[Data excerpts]
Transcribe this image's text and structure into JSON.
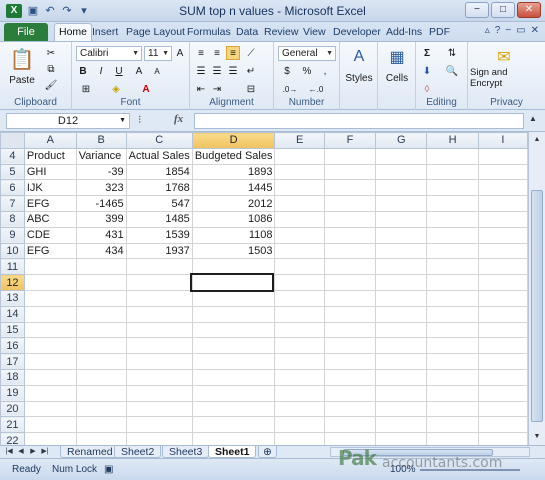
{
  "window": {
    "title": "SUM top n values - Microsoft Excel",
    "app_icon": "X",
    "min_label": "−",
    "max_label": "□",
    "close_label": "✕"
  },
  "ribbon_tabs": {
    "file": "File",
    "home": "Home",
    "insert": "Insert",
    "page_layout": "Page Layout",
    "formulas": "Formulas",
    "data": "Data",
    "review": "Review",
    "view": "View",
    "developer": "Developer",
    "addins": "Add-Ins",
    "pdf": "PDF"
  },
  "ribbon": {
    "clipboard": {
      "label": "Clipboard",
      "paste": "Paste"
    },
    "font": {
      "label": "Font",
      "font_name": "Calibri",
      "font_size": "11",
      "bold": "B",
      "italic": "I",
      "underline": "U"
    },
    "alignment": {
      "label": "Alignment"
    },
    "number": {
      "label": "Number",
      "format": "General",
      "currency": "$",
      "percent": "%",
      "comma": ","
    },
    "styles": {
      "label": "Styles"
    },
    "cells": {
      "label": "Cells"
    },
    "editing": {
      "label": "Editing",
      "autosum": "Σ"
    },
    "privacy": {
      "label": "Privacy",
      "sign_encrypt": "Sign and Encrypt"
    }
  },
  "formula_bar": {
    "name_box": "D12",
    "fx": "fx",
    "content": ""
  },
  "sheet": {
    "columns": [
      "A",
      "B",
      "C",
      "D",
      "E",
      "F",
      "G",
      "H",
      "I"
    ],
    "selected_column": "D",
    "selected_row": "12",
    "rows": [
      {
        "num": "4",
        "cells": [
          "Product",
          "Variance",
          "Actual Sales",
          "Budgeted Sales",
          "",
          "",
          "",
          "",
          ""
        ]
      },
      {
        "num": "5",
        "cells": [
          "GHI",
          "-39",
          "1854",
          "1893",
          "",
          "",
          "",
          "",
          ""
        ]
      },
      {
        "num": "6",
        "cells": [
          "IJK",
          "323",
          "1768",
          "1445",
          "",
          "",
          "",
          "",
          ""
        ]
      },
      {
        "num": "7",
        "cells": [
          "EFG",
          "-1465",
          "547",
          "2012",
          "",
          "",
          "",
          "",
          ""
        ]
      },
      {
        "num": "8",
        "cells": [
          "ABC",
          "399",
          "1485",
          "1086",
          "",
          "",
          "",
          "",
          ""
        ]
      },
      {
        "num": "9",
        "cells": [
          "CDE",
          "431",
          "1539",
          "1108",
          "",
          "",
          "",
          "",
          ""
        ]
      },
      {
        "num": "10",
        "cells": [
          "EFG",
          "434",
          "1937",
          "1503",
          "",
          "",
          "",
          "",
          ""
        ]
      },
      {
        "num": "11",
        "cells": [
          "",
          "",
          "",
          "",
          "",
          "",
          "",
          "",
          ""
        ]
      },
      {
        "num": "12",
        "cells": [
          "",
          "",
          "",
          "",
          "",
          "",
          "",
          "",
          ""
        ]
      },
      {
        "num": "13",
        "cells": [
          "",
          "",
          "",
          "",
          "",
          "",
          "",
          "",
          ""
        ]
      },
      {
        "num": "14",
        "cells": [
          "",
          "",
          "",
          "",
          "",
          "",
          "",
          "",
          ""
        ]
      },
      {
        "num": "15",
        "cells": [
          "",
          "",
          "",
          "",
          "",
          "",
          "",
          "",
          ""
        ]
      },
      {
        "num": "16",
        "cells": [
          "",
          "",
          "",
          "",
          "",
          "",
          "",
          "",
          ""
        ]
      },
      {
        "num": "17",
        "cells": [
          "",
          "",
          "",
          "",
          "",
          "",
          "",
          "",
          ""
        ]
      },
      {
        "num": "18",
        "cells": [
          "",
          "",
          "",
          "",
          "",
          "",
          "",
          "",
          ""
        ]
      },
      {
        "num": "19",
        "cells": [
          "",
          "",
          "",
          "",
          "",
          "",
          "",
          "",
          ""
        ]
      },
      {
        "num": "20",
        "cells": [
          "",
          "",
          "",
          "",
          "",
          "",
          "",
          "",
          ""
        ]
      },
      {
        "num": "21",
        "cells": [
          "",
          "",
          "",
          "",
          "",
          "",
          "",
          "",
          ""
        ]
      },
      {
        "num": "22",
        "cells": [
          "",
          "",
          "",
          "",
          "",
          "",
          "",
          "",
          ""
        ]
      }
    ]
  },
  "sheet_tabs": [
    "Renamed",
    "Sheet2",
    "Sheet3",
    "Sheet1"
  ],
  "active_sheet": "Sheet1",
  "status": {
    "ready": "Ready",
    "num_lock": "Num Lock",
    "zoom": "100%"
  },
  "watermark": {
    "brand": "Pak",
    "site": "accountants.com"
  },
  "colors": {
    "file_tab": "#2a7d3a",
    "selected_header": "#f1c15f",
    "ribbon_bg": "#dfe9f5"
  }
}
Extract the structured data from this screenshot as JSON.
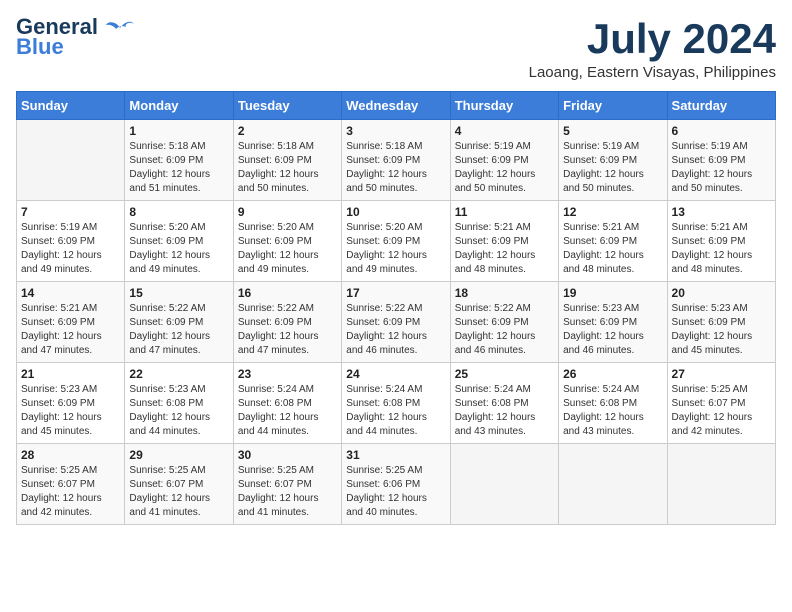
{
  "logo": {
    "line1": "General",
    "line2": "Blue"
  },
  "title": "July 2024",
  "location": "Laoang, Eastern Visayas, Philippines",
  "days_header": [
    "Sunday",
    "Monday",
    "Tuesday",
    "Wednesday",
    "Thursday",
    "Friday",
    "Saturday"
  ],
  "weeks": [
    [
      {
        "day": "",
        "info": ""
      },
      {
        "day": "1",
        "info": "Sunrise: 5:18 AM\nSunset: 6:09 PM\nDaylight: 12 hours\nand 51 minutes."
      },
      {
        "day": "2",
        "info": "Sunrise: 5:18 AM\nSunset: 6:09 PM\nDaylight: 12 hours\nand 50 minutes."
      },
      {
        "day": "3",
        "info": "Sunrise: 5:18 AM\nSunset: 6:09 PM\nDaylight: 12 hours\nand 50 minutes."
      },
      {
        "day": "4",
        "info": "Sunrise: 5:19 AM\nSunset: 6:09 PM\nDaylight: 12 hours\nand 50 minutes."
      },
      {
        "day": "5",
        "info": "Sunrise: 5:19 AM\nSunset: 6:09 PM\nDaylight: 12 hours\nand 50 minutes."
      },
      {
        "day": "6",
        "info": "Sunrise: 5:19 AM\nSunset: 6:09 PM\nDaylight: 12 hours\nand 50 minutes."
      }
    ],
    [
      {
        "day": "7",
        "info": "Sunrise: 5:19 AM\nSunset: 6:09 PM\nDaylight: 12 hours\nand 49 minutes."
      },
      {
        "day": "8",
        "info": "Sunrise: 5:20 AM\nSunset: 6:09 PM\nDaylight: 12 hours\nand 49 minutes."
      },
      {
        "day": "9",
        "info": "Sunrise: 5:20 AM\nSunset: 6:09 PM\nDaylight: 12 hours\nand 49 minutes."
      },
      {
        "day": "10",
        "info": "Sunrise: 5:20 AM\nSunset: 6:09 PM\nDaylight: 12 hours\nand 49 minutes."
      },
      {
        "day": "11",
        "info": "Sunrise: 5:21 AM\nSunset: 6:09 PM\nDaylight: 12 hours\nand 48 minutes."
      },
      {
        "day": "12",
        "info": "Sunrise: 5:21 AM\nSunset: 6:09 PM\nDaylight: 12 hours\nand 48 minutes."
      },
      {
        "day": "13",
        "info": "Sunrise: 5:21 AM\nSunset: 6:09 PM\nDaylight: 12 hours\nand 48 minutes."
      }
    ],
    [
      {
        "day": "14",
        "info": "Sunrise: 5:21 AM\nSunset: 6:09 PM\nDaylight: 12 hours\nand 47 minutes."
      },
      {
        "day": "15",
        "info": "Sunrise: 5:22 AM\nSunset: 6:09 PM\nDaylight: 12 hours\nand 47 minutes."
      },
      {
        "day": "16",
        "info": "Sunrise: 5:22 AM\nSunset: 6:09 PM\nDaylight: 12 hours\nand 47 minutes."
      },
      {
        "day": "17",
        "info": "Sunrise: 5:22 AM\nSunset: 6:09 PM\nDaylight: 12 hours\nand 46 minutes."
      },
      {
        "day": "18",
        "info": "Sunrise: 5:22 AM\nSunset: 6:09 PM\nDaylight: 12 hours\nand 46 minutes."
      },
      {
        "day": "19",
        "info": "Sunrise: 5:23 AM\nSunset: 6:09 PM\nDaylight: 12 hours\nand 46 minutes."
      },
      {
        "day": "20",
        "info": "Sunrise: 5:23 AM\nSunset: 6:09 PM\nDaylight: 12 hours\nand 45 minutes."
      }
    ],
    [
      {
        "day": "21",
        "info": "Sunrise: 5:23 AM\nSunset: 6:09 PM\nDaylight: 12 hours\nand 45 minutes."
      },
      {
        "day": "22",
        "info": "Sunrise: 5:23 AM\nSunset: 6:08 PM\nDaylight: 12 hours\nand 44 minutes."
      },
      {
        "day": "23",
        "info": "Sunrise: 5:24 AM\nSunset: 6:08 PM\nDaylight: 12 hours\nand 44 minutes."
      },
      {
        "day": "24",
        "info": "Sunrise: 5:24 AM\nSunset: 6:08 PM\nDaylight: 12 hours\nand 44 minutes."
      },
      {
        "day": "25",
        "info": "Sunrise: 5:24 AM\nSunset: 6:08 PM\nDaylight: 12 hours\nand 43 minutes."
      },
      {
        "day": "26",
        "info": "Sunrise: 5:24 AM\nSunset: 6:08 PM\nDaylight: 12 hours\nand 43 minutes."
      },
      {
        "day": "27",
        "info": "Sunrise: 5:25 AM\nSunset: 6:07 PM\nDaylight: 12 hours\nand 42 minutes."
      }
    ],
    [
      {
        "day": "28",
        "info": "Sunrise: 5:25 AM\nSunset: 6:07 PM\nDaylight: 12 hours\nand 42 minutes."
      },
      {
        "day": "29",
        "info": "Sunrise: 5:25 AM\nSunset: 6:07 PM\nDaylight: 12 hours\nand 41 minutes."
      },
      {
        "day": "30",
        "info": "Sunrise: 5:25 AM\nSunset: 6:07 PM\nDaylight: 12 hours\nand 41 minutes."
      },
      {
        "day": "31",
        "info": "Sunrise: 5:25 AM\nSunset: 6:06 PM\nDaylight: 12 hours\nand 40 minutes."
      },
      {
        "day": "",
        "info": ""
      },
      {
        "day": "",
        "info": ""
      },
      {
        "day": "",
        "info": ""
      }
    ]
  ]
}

What this task involves -
Find every line in the records that contains the word "JSON"; copy those lines.

Correct result -
Transcribe this image's text and structure into JSON.
Extract the structured data from this screenshot as JSON.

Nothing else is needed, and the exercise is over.